Written exercise:
Where a line in the listing below contains the word "have", copy that line.

Extracted entries:
## START
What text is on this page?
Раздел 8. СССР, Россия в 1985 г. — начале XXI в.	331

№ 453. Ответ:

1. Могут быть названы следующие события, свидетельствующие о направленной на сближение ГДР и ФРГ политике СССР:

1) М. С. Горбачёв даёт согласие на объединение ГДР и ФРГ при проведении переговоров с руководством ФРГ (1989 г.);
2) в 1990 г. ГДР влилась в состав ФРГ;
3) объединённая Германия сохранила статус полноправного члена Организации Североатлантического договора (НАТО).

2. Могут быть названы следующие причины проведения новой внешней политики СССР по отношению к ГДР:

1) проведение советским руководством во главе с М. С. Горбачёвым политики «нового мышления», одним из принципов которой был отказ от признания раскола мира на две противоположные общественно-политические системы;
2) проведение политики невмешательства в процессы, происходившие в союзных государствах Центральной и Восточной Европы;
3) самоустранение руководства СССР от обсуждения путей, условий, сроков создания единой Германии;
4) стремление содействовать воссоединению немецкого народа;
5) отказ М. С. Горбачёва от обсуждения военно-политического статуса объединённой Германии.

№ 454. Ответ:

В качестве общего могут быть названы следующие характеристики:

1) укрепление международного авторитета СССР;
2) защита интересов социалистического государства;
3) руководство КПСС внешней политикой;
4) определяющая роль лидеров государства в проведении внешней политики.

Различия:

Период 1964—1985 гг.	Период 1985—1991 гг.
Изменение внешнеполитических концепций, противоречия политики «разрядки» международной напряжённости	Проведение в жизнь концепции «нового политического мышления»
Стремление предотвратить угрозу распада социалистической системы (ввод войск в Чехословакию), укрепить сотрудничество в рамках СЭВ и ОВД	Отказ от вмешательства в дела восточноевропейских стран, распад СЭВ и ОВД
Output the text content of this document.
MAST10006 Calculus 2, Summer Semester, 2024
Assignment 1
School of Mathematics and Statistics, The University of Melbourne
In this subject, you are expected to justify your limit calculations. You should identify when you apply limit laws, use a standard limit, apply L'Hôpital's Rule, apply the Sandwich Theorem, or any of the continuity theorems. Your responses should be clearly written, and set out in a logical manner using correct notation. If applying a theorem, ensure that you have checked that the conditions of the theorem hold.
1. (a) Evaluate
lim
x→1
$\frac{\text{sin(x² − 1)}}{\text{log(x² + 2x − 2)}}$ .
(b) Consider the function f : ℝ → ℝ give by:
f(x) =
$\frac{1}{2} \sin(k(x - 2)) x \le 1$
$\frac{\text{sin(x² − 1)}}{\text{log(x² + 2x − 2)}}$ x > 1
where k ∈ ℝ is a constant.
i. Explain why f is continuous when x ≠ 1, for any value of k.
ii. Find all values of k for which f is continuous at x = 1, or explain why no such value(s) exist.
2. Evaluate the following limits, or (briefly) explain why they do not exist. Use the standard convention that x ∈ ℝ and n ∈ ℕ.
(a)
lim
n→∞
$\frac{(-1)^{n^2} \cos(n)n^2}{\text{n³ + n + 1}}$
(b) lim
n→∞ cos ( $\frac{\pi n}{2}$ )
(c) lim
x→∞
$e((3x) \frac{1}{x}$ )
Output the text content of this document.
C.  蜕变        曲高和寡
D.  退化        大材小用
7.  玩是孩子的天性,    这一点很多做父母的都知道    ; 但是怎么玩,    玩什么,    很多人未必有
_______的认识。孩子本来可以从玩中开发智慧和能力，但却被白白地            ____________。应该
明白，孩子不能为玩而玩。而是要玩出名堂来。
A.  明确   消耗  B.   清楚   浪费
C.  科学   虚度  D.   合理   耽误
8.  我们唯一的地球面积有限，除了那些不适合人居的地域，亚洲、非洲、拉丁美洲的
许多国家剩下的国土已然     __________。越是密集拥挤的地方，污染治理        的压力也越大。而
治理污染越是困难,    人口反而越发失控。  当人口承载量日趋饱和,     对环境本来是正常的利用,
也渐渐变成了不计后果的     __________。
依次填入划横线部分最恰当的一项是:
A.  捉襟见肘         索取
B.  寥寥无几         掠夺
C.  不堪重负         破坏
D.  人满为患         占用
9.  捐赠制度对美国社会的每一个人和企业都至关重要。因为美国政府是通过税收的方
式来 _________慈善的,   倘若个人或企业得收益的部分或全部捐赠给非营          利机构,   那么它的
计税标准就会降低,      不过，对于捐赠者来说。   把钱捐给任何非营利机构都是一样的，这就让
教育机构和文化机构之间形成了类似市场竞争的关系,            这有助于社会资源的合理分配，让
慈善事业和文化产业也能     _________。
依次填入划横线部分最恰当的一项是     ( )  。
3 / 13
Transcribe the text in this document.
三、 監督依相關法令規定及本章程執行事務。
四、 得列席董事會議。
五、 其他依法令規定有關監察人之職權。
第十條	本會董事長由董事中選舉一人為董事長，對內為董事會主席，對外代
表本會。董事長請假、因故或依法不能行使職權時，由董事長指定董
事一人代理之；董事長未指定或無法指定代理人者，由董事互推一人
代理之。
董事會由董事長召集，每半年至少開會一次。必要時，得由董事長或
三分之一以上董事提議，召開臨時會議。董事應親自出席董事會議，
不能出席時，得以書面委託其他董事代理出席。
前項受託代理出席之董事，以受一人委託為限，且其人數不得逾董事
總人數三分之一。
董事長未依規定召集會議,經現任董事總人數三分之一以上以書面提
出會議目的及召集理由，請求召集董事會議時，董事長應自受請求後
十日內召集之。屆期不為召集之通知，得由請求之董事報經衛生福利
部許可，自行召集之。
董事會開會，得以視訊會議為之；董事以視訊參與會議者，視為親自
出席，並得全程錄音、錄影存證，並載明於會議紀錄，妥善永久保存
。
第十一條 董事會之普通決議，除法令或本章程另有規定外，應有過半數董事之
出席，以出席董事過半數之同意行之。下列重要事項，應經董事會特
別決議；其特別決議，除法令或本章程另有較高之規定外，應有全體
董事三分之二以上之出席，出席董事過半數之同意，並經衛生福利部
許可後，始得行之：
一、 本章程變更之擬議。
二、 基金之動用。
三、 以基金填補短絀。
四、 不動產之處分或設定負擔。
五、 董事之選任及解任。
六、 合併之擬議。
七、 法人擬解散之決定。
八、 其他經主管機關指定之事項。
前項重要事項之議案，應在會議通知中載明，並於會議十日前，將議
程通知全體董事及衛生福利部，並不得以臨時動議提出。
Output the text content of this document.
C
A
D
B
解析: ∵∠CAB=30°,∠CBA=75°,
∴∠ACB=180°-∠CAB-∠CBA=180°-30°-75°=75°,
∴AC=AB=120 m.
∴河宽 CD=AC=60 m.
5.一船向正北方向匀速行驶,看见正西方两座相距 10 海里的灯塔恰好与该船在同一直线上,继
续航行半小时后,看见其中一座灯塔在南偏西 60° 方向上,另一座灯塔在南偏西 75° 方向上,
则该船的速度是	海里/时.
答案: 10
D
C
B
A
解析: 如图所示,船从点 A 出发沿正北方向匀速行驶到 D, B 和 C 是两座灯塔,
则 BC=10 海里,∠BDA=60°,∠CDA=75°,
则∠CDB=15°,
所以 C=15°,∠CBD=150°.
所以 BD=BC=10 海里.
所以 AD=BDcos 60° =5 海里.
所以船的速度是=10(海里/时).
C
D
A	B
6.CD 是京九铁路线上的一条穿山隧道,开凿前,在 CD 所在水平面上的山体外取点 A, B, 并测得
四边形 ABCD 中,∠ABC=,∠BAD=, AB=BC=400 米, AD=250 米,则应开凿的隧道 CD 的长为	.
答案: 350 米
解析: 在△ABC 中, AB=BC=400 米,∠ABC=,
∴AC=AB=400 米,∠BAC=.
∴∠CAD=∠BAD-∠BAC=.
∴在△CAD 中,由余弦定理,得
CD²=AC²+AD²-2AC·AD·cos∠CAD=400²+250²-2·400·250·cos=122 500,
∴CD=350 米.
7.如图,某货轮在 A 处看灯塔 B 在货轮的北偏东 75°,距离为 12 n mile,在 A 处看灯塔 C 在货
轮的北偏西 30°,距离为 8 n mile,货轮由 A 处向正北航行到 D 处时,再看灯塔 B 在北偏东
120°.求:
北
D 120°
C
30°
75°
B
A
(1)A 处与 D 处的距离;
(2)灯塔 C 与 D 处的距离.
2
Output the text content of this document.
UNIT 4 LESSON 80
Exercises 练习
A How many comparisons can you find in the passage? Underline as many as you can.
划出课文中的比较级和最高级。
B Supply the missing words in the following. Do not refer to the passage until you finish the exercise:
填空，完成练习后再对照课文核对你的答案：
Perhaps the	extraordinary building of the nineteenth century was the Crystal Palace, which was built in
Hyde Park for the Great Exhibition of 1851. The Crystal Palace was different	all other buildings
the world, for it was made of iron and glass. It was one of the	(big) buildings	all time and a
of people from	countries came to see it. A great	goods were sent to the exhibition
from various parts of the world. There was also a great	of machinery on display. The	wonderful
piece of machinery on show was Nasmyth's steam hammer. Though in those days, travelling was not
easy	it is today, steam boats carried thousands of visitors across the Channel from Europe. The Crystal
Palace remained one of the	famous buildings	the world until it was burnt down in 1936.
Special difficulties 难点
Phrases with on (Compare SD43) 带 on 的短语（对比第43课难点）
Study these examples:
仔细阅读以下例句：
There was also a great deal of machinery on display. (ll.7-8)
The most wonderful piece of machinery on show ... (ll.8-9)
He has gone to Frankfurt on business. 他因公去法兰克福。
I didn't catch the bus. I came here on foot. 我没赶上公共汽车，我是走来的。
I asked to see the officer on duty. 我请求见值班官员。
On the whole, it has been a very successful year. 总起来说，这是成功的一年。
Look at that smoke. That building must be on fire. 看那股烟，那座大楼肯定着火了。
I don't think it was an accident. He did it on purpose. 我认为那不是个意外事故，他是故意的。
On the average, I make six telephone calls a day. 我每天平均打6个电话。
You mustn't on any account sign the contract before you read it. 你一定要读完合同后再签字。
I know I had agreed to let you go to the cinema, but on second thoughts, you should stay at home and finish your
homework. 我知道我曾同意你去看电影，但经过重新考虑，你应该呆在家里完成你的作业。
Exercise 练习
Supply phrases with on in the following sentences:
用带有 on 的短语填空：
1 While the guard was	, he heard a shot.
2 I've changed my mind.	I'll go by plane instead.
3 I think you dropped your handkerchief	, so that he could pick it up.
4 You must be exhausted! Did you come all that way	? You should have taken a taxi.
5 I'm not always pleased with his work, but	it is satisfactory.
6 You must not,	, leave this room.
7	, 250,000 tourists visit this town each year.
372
## END
Solution for this task:
In this subject, you are expected to justify your limit calculations. You should identify when you apply limit laws, use a standard limit, apply L'Hôpital's Rule, apply the Sandwich Theorem, or any of the continuity theorems. Your responses should be clearly written, and set out in a logical manner using correct notation. If applying a theorem, ensure that you have checked that the conditions of the theorem hold.
4 You must be exhausted! Did you come all that way	? You should have taken a taxi.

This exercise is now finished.